Dataset records:
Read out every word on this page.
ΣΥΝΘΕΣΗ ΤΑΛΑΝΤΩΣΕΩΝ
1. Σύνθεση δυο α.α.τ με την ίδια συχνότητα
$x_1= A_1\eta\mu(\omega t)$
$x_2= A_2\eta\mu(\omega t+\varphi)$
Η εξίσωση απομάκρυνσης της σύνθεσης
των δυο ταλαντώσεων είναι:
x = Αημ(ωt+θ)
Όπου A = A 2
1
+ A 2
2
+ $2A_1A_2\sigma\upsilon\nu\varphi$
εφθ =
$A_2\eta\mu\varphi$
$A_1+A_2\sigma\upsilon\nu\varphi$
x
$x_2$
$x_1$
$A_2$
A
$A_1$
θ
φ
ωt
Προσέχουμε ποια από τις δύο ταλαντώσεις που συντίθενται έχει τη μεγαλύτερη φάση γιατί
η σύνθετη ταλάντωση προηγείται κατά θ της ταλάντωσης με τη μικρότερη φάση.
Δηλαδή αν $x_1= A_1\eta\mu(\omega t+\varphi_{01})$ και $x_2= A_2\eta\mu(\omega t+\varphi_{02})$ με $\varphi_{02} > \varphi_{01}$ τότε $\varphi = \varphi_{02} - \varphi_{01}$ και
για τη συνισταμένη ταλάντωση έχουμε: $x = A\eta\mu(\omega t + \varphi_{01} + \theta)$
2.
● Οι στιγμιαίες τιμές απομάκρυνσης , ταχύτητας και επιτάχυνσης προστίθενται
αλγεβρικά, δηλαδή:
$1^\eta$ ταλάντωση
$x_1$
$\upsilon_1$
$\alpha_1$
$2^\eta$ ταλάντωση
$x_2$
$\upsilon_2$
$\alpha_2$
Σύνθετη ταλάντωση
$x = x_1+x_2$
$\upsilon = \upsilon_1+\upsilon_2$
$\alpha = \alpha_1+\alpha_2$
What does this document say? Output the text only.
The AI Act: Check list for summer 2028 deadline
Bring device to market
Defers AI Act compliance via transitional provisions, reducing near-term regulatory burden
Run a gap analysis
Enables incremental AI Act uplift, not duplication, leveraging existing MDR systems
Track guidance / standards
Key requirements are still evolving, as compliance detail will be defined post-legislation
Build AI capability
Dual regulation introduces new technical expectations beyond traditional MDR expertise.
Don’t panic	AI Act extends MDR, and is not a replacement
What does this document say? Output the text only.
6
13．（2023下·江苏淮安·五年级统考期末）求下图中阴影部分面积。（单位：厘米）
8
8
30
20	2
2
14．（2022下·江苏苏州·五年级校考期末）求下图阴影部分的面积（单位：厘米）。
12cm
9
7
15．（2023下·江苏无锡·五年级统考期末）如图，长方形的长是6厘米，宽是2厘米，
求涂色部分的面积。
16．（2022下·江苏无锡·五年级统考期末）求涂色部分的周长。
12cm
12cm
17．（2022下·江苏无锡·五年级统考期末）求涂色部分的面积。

◆ To be done: Find the string "ταλάντωση" in the entries above and return each line that holds it.

◆ Problem solution:
η σύνθετη ταλάντωση προηγείται κατά θ της ταλάντωσης με τη μικρότερη φάση.
για τη συνισταμένη ταλάντωση έχουμε: $x = A\eta\mu(\omega t + \varphi_{01} + \theta)$
$1^\eta$ ταλάντωση
$2^\eta$ ταλάντωση
Σύνθετη ταλάντωση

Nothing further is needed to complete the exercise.